▶ **The exercise**:
Return each entry exactly, with none missing.

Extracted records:
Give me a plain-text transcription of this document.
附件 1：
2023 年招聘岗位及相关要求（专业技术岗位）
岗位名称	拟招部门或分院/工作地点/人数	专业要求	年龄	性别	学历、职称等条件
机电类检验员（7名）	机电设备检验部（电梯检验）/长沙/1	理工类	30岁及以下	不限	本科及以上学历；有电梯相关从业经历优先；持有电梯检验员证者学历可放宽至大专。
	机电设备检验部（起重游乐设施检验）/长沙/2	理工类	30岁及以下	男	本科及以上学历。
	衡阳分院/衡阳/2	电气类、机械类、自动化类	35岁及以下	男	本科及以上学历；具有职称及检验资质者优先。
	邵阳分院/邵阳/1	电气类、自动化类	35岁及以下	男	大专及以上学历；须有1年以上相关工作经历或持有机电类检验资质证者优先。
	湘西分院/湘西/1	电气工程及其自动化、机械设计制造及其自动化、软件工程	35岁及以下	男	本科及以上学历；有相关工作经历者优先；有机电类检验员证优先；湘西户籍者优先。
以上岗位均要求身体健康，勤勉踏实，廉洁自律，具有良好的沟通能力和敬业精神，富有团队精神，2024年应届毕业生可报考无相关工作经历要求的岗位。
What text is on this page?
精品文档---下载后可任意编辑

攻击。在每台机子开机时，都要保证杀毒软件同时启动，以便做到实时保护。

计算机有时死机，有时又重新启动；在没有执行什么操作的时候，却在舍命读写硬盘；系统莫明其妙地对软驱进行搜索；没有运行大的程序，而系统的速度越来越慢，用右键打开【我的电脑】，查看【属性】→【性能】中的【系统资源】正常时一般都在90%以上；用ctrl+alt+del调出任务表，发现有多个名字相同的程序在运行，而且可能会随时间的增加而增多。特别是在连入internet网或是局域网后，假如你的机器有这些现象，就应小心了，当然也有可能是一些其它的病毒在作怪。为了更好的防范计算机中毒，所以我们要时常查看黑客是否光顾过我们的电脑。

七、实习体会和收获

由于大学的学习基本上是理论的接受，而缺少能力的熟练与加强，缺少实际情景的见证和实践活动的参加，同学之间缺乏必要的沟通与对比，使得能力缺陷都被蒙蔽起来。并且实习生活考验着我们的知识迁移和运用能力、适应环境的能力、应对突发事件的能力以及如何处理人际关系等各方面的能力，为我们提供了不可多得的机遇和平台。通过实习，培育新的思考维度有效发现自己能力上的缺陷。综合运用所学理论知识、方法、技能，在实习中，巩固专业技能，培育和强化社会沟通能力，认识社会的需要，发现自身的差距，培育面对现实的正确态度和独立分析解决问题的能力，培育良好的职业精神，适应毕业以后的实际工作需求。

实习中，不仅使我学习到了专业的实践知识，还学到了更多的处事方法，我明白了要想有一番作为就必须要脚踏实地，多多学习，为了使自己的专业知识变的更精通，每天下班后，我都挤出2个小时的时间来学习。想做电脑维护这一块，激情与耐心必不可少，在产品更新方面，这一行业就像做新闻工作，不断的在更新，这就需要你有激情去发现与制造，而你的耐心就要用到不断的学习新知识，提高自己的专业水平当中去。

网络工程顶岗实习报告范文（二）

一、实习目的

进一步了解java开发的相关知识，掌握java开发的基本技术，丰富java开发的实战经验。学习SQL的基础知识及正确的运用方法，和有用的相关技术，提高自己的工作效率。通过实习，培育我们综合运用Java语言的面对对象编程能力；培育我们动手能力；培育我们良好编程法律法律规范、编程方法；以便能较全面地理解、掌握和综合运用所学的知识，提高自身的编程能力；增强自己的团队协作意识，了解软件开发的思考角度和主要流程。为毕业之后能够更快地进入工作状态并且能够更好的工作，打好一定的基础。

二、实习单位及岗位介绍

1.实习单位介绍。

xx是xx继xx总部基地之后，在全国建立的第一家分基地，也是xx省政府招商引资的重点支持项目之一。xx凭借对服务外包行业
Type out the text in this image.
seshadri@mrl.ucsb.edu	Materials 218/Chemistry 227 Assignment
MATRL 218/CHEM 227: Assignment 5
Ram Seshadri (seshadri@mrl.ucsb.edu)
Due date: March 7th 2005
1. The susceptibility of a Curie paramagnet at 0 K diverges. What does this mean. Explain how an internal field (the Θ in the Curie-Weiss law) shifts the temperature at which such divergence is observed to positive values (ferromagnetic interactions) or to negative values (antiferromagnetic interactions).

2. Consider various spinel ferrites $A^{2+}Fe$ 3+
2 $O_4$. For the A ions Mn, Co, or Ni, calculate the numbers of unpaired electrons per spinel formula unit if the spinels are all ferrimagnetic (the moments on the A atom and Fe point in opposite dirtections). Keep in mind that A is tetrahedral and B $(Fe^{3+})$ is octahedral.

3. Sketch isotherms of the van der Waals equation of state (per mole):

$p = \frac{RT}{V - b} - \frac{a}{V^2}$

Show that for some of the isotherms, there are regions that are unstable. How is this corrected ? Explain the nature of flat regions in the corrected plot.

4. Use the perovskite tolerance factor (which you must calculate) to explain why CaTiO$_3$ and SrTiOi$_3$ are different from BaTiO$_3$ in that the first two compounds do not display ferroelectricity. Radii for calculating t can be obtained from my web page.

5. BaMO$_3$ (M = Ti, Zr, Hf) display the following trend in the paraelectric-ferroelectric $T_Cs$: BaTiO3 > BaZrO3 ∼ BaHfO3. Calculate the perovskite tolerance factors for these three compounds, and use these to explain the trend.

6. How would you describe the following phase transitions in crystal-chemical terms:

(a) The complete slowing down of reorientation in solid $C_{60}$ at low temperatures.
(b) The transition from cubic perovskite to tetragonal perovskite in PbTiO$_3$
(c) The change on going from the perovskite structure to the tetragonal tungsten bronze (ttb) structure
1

▶ **Full solution**:
Give me a plain-text transcription of this document.
附件 1：
2023 年招聘岗位及相关要求（专业技术岗位）
岗位名称	拟招部门或分院/工作地点/人数	专业要求	年龄	性别	学历、职称等条件
机电类检验员（7名）	机电设备检验部（电梯检验）/长沙/1	理工类	30岁及以下	不限	本科及以上学历；有电梯相关从业经历优先；持有电梯检验员证者学历可放宽至大专。
	机电设备检验部（起重游乐设施检验）/长沙/2	理工类	30岁及以下	男	本科及以上学历。
	衡阳分院/衡阳/2	电气类、机械类、自动化类	35岁及以下	男	本科及以上学历；具有职称及检验资质者优先。
	邵阳分院/邵阳/1	电气类、自动化类	35岁及以下	男	大专及以上学历；须有1年以上相关工作经历或持有机电类检验资质证者优先。
	湘西分院/湘西/1	电气工程及其自动化、机械设计制造及其自动化、软件工程	35岁及以下	男	本科及以上学历；有相关工作经历者优先；有机电类检验员证优先；湘西户籍者优先。
以上岗位均要求身体健康，勤勉踏实，廉洁自律，具有良好的沟通能力和敬业精神，富有团队精神，2024年应届毕业生可报考无相关工作经历要求的岗位。
What text is on this page?
精品文档---下载后可任意编辑

攻击。在每台机子开机时，都要保证杀毒软件同时启动，以便做到实时保护。

计算机有时死机，有时又重新启动；在没有执行什么操作的时候，却在舍命读写硬盘；系统莫明其妙地对软驱进行搜索；没有运行大的程序，而系统的速度越来越慢，用右键打开【我的电脑】，查看【属性】→【性能】中的【系统资源】正常时一般都在90%以上；用ctrl+alt+del调出任务表，发现有多个名字相同的程序在运行，而且可能会随时间的增加而增多。特别是在连入internet网或是局域网后，假如你的机器有这些现象，就应小心了，当然也有可能是一些其它的病毒在作怪。为了更好的防范计算机中毒，所以我们要时常查看黑客是否光顾过我们的电脑。

七、实习体会和收获

由于大学的学习基本上是理论的接受，而缺少能力的熟练与加强，缺少实际情景的见证和实践活动的参加，同学之间缺乏必要的沟通与对比，使得能力缺陷都被蒙蔽起来。并且实习生活考验着我们的知识迁移和运用能力、适应环境的能力、应对突发事件的能力以及如何处理人际关系等各方面的能力，为我们提供了不可多得的机遇和平台。通过实习，培育新的思考维度有效发现自己能力上的缺陷。综合运用所学理论知识、方法、技能，在实习中，巩固专业技能，培育和强化社会沟通能力，认识社会的需要，发现自身的差距，培育面对现实的正确态度和独立分析解决问题的能力，培育良好的职业精神，适应毕业以后的实际工作需求。

实习中，不仅使我学习到了专业的实践知识，还学到了更多的处事方法，我明白了要想有一番作为就必须要脚踏实地，多多学习，为了使自己的专业知识变的更精通，每天下班后，我都挤出2个小时的时间来学习。想做电脑维护这一块，激情与耐心必不可少，在产品更新方面，这一行业就像做新闻工作，不断的在更新，这就需要你有激情去发现与制造，而你的耐心就要用到不断的学习新知识，提高自己的专业水平当中去。

网络工程顶岗实习报告范文（二）

一、实习目的

进一步了解java开发的相关知识，掌握java开发的基本技术，丰富java开发的实战经验。学习SQL的基础知识及正确的运用方法，和有用的相关技术，提高自己的工作效率。通过实习，培育我们综合运用Java语言的面对对象编程能力；培育我们动手能力；培育我们良好编程法律法律规范、编程方法；以便能较全面地理解、掌握和综合运用所学的知识，提高自身的编程能力；增强自己的团队协作意识，了解软件开发的思考角度和主要流程。为毕业之后能够更快地进入工作状态并且能够更好的工作，打好一定的基础。

二、实习单位及岗位介绍

1.实习单位介绍。

xx是xx继xx总部基地之后，在全国建立的第一家分基地，也是xx省政府招商引资的重点支持项目之一。xx凭借对服务外包行业
Type out the text in this image.
seshadri@mrl.ucsb.edu	Materials 218/Chemistry 227 Assignment
MATRL 218/CHEM 227: Assignment 5
Ram Seshadri (seshadri@mrl.ucsb.edu)
Due date: March 7th 2005
1. The susceptibility of a Curie paramagnet at 0 K diverges. What does this mean. Explain how an internal field (the Θ in the Curie-Weiss law) shifts the temperature at which such divergence is observed to positive values (ferromagnetic interactions) or to negative values (antiferromagnetic interactions).

2. Consider various spinel ferrites $A^{2+}Fe$ 3+
2 $O_4$. For the A ions Mn, Co, or Ni, calculate the numbers of unpaired electrons per spinel formula unit if the spinels are all ferrimagnetic (the moments on the A atom and Fe point in opposite dirtections). Keep in mind that A is tetrahedral and B $(Fe^{3+})$ is octahedral.

3. Sketch isotherms of the van der Waals equation of state (per mole):

$p = \frac{RT}{V - b} - \frac{a}{V^2}$

Show that for some of the isotherms, there are regions that are unstable. How is this corrected ? Explain the nature of flat regions in the corrected plot.

4. Use the perovskite tolerance factor (which you must calculate) to explain why CaTiO$_3$ and SrTiOi$_3$ are different from BaTiO$_3$ in that the first two compounds do not display ferroelectricity. Radii for calculating t can be obtained from my web page.

5. BaMO$_3$ (M = Ti, Zr, Hf) display the following trend in the paraelectric-ferroelectric $T_Cs$: BaTiO3 > BaZrO3 ∼ BaHfO3. Calculate the perovskite tolerance factors for these three compounds, and use these to explain the trend.

6. How would you describe the following phase transitions in crystal-chemical terms:

(a) The complete slowing down of reorientation in solid $C_{60}$ at low temperatures.
(b) The transition from cubic perovskite to tetragonal perovskite in PbTiO$_3$
(c) The change on going from the perovskite structure to the tetragonal tungsten bronze (ttb) structure
1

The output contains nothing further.